- **What you are asked to do**:
Quote all of the data exactly as given. Skip every picture it contains.

▬▬▬

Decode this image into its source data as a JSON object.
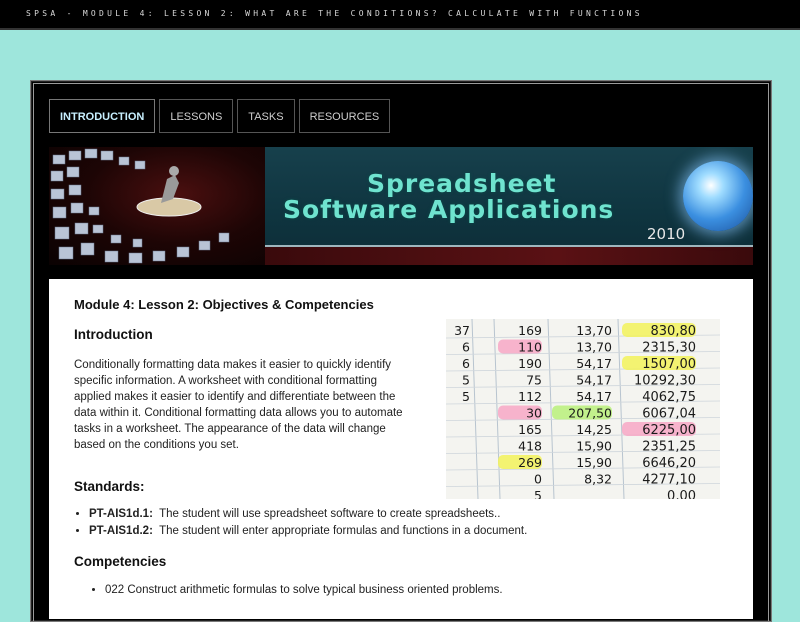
{
  "header": {
    "title": "SPSA - MODULE 4: LESSON 2: WHAT ARE THE CONDITIONS? CALCULATE WITH FUNCTIONS"
  },
  "nav": {
    "tabs": [
      {
        "label": "INTRODUCTION",
        "active": true
      },
      {
        "label": "LESSONS",
        "active": false
      },
      {
        "label": "TASKS",
        "active": false
      },
      {
        "label": "RESOURCES",
        "active": false
      }
    ]
  },
  "banner": {
    "title_line1": "Spreadsheet",
    "title_line2": "Software Applications",
    "year": "2010"
  },
  "content": {
    "module_title": "Module 4: Lesson 2: Objectives & Competencies",
    "intro_heading": "Introduction",
    "intro_text": "Conditionally formatting data makes it easier to quickly identify specific information. A worksheet with conditional formatting applied makes it easier to identify and differentiate between the data within it. Conditional formatting data allows you to automate tasks in a worksheet. The appearance of the data will change based on the conditions you set.",
    "standards_heading": "Standards:",
    "standards": [
      {
        "code": "PT-AIS1d.1:",
        "text": "The student will use spreadsheet software to create spreadsheets.."
      },
      {
        "code": "PT-AIS1d.2:",
        "text": "The student will enter appropriate formulas and functions in a document."
      }
    ],
    "competencies_heading": "Competencies",
    "competencies": [
      "022 Construct arithmetic formulas to solve typical business oriented problems."
    ]
  },
  "spreadsheet_image": {
    "rows": [
      [
        "37",
        "169",
        "13,70",
        "830,80"
      ],
      [
        "6",
        "110",
        "13,70",
        "2315,30"
      ],
      [
        "6",
        "190",
        "54,17",
        "1507,00"
      ],
      [
        "5",
        "75",
        "54,17",
        "10292,30"
      ],
      [
        "5",
        "112",
        "54,17",
        "4062,75"
      ],
      [
        "",
        "30",
        "207,50",
        "6067,04"
      ],
      [
        "",
        "165",
        "14,25",
        "6225,00"
      ],
      [
        "",
        "418",
        "15,90",
        "2351,25"
      ],
      [
        "",
        "269",
        "15,90",
        "6646,20"
      ],
      [
        "",
        "0",
        "8,32",
        "4277,10"
      ],
      [
        "",
        "5",
        "",
        "0,00"
      ]
    ],
    "highlight_colors": {
      "green": "#b8f07a",
      "pink": "#f7a7c6",
      "yellow": "#f2f25a"
    }
  },
  "colors": {
    "page_bg": "#9ee6dc",
    "frame_bg": "#000000",
    "banner_text": "#6fe3cf"
  }
}
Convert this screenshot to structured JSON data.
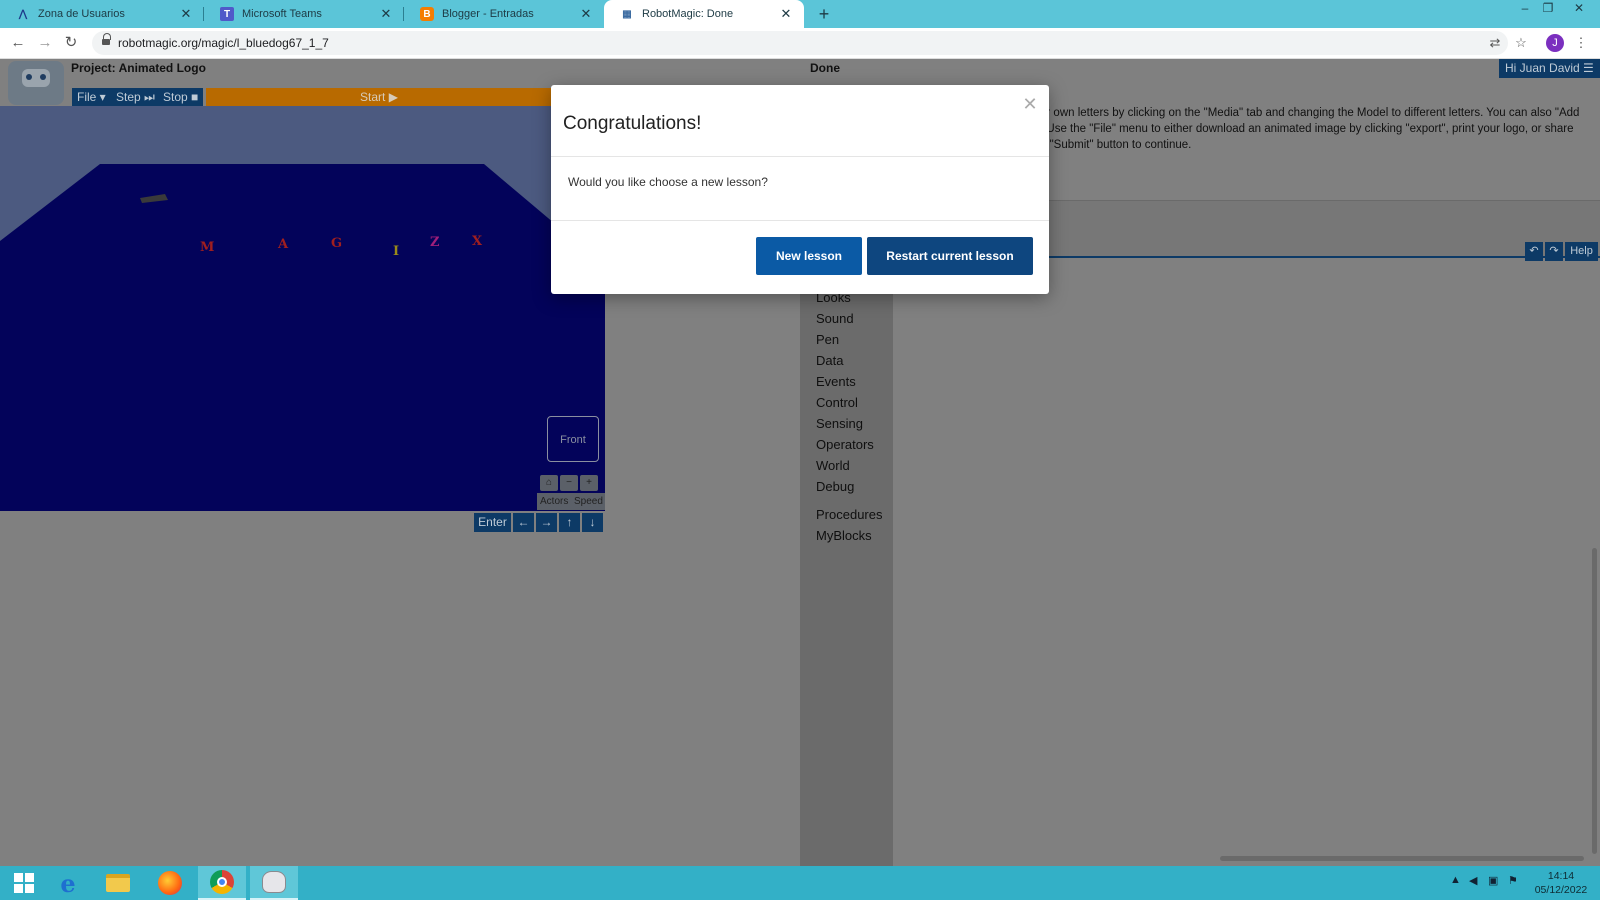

▬▬▬

- **Solution for this task**:
Decode this image into its source data as a JSON object.
{
  "header": {
    "title": "SPSA - MODULE 4: LESSON 2: WHAT ARE THE CONDITIONS? CALCULATE WITH FUNCTIONS"
  },
  "nav": {
    "tabs": [
      {
        "label": "INTRODUCTION",
        "active": true
      },
      {
        "label": "LESSONS",
        "active": false
      },
      {
        "label": "TASKS",
        "active": false
      },
      {
        "label": "RESOURCES",
        "active": false
      }
    ]
  },
  "banner": {
    "title_line1": "Spreadsheet",
    "title_line2": "Software Applications",
    "year": "2010"
  },
  "content": {
    "module_title": "Module 4: Lesson 2: Objectives & Competencies",
    "intro_heading": "Introduction",
    "intro_text": "Conditionally formatting data makes it easier to quickly identify specific information. A worksheet with conditional formatting applied makes it easier to identify and differentiate between the data within it. Conditional formatting data allows you to automate tasks in a worksheet. The appearance of the data will change based on the conditions you set.",
    "standards_heading": "Standards:",
    "standards": [
      {
        "code": "PT-AIS1d.1:",
        "text": "The student will use spreadsheet software to create spreadsheets.."
      },
      {
        "code": "PT-AIS1d.2:",
        "text": "The student will enter appropriate formulas and functions in a document."
      }
    ],
    "competencies_heading": "Competencies",
    "competencies": [
      "022 Construct arithmetic formulas to solve typical business oriented problems."
    ]
  },
  "spreadsheet_image": {
    "rows": [
      [
        "37",
        "169",
        "13,70",
        "830,80"
      ],
      [
        "6",
        "110",
        "13,70",
        "2315,30"
      ],
      [
        "6",
        "190",
        "54,17",
        "1507,00"
      ],
      [
        "5",
        "75",
        "54,17",
        "10292,30"
      ],
      [
        "5",
        "112",
        "54,17",
        "4062,75"
      ],
      [
        "",
        "30",
        "207,50",
        "6067,04"
      ],
      [
        "",
        "165",
        "14,25",
        "6225,00"
      ],
      [
        "",
        "418",
        "15,90",
        "2351,25"
      ],
      [
        "",
        "269",
        "15,90",
        "6646,20"
      ],
      [
        "",
        "0",
        "8,32",
        "4277,10"
      ],
      [
        "",
        "5",
        "",
        "0,00"
      ]
    ],
    "highlight_colors": {
      "green": "#b8f07a",
      "pink": "#f7a7c6",
      "yellow": "#f2f25a"
    }
  },
  "colors": {
    "page_bg": "#9ee6dc",
    "frame_bg": "#000000",
    "banner_text": "#6fe3cf"
  }
}
Convert this screenshot to structured JSON data.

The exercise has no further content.